§ **Texte fourni**
■ ■ ■
Des grévistes sur le rebord du Mathematics Hall, l’un des cinq bâtiments de l’université de Columbia que les étudiants ont occupé en avril 1968. Photo William E. Sauro/The New York Times

Le mardi 23 avril, quatre cents étudiants s’étaient rassemblés pour écouter une série d’orateurs du SDS et du SAS parler de la guerre, du gymnase et de la discipline universitaire. Trois cents autres contre-manifestants brandissaient des pancartes sur lesquelles on pouvait lire ORDER IS PEACE et SEND RUDD BACK TO CUBA, tandis que quelques centaines d’autres, sans affiliation politique précise, se mêlaient à eux. Le président du SAS, Cicero Wilson, est l’un des premiers à monter sur le cadran solaire.

« Nous sommes à Harlem Heights, pas à Morningside Heights », lance-t-il. « Que feriez-vous si quelqu’un venait prendre votre propriété ? Resteriez-vous tranquille ? Non. Vous utiliseriez tous les moyens possibles pour récupérer votre propriété - et c’est exactement ce que font les Noirs en ce moment ».

Puis Wilson a exprimé les pires craintes de l’administration : la possibilité que les radicaux noirs de Harlem s’allient aux étudiants noirs de Columbia et mettent l’université à feu et à sang. « Vous feriez mieux de vous rendre compte que vous approuvez Grayson Kirk et son comportement brutal à l’égard de la communauté noire. Mais vous rendez-vous compte que lorsque vous reviendrez, il n’y aura peut-être plus d’université Columbia ? Pensez-vous que cette citadelle blanche de l’hypocrisie sera épargnée si une insurrection se produit cet été ? »
■ ■ ■
§ **Matériel fourni**
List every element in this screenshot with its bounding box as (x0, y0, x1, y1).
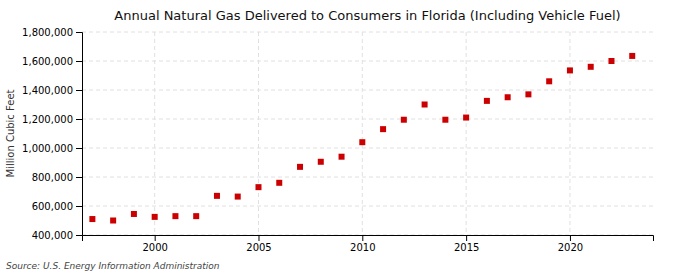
point (401, 117, 407, 123)
y-tick: 400,000 (32, 230, 82, 241)
y-tick-mark (76, 32, 82, 33)
x-grid-line (362, 32, 363, 235)
point (297, 164, 303, 170)
point (422, 102, 428, 108)
x-grid-line (258, 32, 259, 235)
point (255, 184, 261, 190)
x-axis: 2000 2005 2010 2015 2020 (83, 235, 654, 253)
x-tick-label: 2005 (246, 242, 271, 253)
point (442, 117, 448, 123)
y-tick-label: 600,000 (32, 201, 73, 212)
point (484, 98, 490, 104)
point (110, 218, 116, 224)
x-tick: 2005 (246, 235, 271, 253)
y-tick: 1,600,000 (22, 56, 82, 67)
point (214, 193, 220, 199)
y-grid-line (82, 119, 653, 120)
y-grid-line (82, 32, 653, 33)
y-tick: 1,800,000 (22, 27, 82, 38)
point (131, 211, 137, 217)
x-grid-line (466, 32, 467, 235)
x-tick: 2010 (350, 235, 375, 253)
point (588, 64, 594, 70)
y-tick-mark (76, 177, 82, 178)
point (89, 216, 95, 222)
y-tick-label: 1,000,000 (22, 143, 73, 154)
y-tick: 600,000 (32, 201, 82, 212)
x-grid-line (154, 32, 155, 235)
point (318, 159, 324, 165)
x-tick-mark (362, 235, 363, 241)
x-tick-mark (570, 235, 571, 241)
y-grid-line (82, 148, 653, 149)
point (525, 91, 531, 97)
point (567, 67, 573, 73)
y-tick-label: 800,000 (32, 172, 73, 183)
x-tick-label: 2000 (142, 242, 167, 253)
x-grid-line (569, 32, 570, 235)
title: Annual Natural Gas Delivered to Consumer… (114, 8, 620, 23)
point (152, 214, 158, 220)
y-grid-line (82, 61, 653, 62)
point (172, 213, 178, 219)
y-grid-line (82, 177, 653, 178)
point (505, 94, 511, 100)
x-tick-label: 2015 (454, 242, 479, 253)
y-tick-mark (76, 148, 82, 149)
y-tick-label: 1,800,000 (22, 27, 73, 38)
point (193, 213, 199, 219)
y-tick: 1,400,000 (22, 85, 82, 96)
y-axis: 400,000 600,000 800,000 1,000,000 1,200,000 1… (22, 27, 82, 241)
chart: 2000 2005 2010 2015 2020 400,000 600,000 800,00… (0, 0, 675, 275)
point (235, 194, 241, 200)
y-tick-label: 1,400,000 (22, 85, 73, 96)
y-tick: 1,000,000 (22, 143, 82, 154)
x-tick: 2020 (558, 235, 583, 253)
y-tick-mark (76, 206, 82, 207)
point (359, 139, 365, 145)
y-tick-mark (76, 61, 82, 62)
point (276, 180, 282, 186)
y-grid-line (82, 206, 653, 207)
y-tick-mark (76, 119, 82, 120)
x-tick-mark (466, 235, 467, 241)
y-tick-label: 400,000 (32, 230, 73, 241)
point (608, 58, 614, 64)
grid (82, 32, 653, 235)
y-tick: 1,200,000 (22, 114, 82, 125)
y-axis-title: Million Cubic Feet (5, 89, 16, 177)
y-tick-label: 1,200,000 (22, 114, 73, 125)
x-tick-mark (155, 235, 156, 241)
y-tick-mark (76, 235, 82, 236)
y-grid-line (82, 90, 653, 91)
y-axis-line (76, 33, 83, 236)
point (463, 115, 469, 121)
x-tick-label: 2010 (350, 242, 375, 253)
x-axis-line (83, 236, 654, 242)
plot: 2000 2005 2010 2015 2020 400,000 600,000 800,00… (22, 27, 653, 253)
point (629, 53, 635, 59)
x-tick: 2015 (454, 235, 479, 253)
y-tick-mark (76, 90, 82, 91)
point (339, 154, 345, 160)
point (546, 78, 552, 84)
point (380, 126, 386, 132)
points (89, 53, 635, 224)
y-tick: 800,000 (32, 172, 82, 183)
x-tick-mark (258, 235, 259, 241)
x-tick-label: 2020 (558, 242, 583, 253)
annotation: Source: U.S. Energy Information Administ… (6, 261, 220, 271)
y-tick-label: 1,600,000 (22, 56, 73, 67)
x-tick: 2000 (142, 235, 167, 253)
■ ■ ■
§ **Objectifs**
A: Répondez à ces questions sur le texte fourni, chacune sur sa propre ligne :
(i) Combien d'étudiants s'étaient rassemblés le mardi 23 avril pour écouter les orateurs ?
(ii) Quelle fonction Cicero Wilson occupe-t-il ?
(iii) Quel nom de quartier Wilson oppose-t-il à « Morningside Heights » ?
B: Reprenez le récit de la grève à l'université de Columbia à la suite de sa dernière phrase.

§ **Résultats**
A:
(i) Quatre cents étudiants.
(ii) Il est président du SAS.
(iii) Harlem Heights.

B:
Alors que le rassemblement se poursuivait, David Truman, le second couteau de Kirk, a tenté d’empêcher les manifestants d’annoncer leur intention de poursuivre la manifestation à l’intérieur du campus de Low. Il leur a proposé de s’entretenir avec eux dans l’auditorium McMillin, l’un des plus grands lieux de rencontre du campus. « Mais si nous allons à McMillin », a dit Rudd à la foule, « nous allons juste parler et passer à travers un tas de conneries ». Avant que Rudd n’ait pu terminer, un jeune radical devant lui a crié : « Sommes-nous venus ici pour parler ou sommes-nous venus ici pour aller au Low ? » et une grande partie de la foule s’est mise à le suivre.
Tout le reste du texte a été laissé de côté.